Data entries
===============
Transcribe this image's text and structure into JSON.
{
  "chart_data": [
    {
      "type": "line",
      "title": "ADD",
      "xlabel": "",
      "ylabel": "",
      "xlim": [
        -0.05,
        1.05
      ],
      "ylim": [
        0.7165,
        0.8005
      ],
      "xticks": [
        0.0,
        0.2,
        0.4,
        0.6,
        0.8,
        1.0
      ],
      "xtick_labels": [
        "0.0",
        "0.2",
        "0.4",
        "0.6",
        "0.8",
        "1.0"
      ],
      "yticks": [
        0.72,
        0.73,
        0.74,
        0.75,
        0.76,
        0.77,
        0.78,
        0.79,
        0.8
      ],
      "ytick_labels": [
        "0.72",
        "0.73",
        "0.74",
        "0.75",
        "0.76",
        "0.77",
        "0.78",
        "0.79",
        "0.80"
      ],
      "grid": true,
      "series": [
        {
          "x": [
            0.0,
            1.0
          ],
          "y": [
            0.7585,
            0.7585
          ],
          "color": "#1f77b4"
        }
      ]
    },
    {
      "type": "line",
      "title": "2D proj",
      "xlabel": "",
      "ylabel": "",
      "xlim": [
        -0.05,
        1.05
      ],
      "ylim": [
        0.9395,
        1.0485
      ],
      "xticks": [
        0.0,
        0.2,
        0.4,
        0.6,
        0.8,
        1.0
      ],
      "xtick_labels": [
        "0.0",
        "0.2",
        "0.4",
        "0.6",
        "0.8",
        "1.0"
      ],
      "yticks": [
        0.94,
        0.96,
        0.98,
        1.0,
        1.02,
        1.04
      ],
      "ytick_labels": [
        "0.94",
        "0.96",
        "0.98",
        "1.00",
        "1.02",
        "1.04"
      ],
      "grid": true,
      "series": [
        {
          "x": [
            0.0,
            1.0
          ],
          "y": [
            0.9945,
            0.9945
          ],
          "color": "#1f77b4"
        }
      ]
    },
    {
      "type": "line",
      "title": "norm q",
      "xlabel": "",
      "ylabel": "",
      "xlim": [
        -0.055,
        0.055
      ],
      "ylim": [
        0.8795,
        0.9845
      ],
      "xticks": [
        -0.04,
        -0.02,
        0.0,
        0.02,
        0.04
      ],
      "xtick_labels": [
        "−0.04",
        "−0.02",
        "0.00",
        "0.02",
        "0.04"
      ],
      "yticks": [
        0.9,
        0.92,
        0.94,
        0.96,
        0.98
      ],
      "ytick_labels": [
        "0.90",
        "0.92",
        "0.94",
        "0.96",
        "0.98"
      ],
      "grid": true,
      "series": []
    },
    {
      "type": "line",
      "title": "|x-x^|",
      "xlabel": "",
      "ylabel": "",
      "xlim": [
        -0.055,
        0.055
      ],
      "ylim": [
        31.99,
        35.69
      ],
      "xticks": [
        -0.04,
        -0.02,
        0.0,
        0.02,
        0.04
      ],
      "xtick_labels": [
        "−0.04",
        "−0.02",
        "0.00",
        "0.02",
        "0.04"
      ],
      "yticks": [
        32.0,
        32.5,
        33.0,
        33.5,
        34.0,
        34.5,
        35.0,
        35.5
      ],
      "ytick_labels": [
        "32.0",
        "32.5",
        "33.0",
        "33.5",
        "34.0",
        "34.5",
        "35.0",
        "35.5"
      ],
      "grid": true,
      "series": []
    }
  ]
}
===============
Write out each line of the data above again, exactly as given.

**Answer to this problem**
Transcribe this image's text and structure into JSON.
{
  "chart_data": [
    {
      "type": "line",
      "title": "ADD",
      "xlabel": "",
      "ylabel": "",
      "xlim": [
        -0.05,
        1.05
      ],
      "ylim": [
        0.7165,
        0.8005
      ],
      "xticks": [
        0.0,
        0.2,
        0.4,
        0.6,
        0.8,
        1.0
      ],
      "xtick_labels": [
        "0.0",
        "0.2",
        "0.4",
        "0.6",
        "0.8",
        "1.0"
      ],
      "yticks": [
        0.72,
        0.73,
        0.74,
        0.75,
        0.76,
        0.77,
        0.78,
        0.79,
        0.8
      ],
      "ytick_labels": [
        "0.72",
        "0.73",
        "0.74",
        "0.75",
        "0.76",
        "0.77",
        "0.78",
        "0.79",
        "0.80"
      ],
      "grid": true,
      "series": [
        {
          "x": [
            0.0,
            1.0
          ],
          "y": [
            0.7585,
            0.7585
          ],
          "color": "#1f77b4"
        }
      ]
    },
    {
      "type": "line",
      "title": "2D proj",
      "xlabel": "",
      "ylabel": "",
      "xlim": [
        -0.05,
        1.05
      ],
      "ylim": [
        0.9395,
        1.0485
      ],
      "xticks": [
        0.0,
        0.2,
        0.4,
        0.6,
        0.8,
        1.0
      ],
      "xtick_labels": [
        "0.0",
        "0.2",
        "0.4",
        "0.6",
        "0.8",
        "1.0"
      ],
      "yticks": [
        0.94,
        0.96,
        0.98,
        1.0,
        1.02,
        1.04
      ],
      "ytick_labels": [
        "0.94",
        "0.96",
        "0.98",
        "1.00",
        "1.02",
        "1.04"
      ],
      "grid": true,
      "series": [
        {
          "x": [
            0.0,
            1.0
          ],
          "y": [
            0.9945,
            0.9945
          ],
          "color": "#1f77b4"
        }
      ]
    },
    {
      "type": "line",
      "title": "norm q",
      "xlabel": "",
      "ylabel": "",
      "xlim": [
        -0.055,
        0.055
      ],
      "ylim": [
        0.8795,
        0.9845
      ],
      "xticks": [
        -0.04,
        -0.02,
        0.0,
        0.02,
        0.04
      ],
      "xtick_labels": [
        "−0.04",
        "−0.02",
        "0.00",
        "0.02",
        "0.04"
      ],
      "yticks": [
        0.9,
        0.92,
        0.94,
        0.96,
        0.98
      ],
      "ytick_labels": [
        "0.90",
        "0.92",
        "0.94",
        "0.96",
        "0.98"
      ],
      "grid": true,
      "series": []
    },
    {
      "type": "line",
      "title": "|x-x^|",
      "xlabel": "",
      "ylabel": "",
      "xlim": [
        -0.055,
        0.055
      ],
      "ylim": [
        31.99,
        35.69
      ],
      "xticks": [
        -0.04,
        -0.02,
        0.0,
        0.02,
        0.04
      ],
      "xtick_labels": [
        "−0.04",
        "−0.02",
        "0.00",
        "0.02",
        "0.04"
      ],
      "yticks": [
        32.0,
        32.5,
        33.0,
        33.5,
        34.0,
        34.5,
        35.0,
        35.5
      ],
      "ytick_labels": [
        "32.0",
        "32.5",
        "33.0",
        "33.5",
        "34.0",
        "34.5",
        "35.0",
        "35.5"
      ],
      "grid": true,
      "series": []
    }
  ]
}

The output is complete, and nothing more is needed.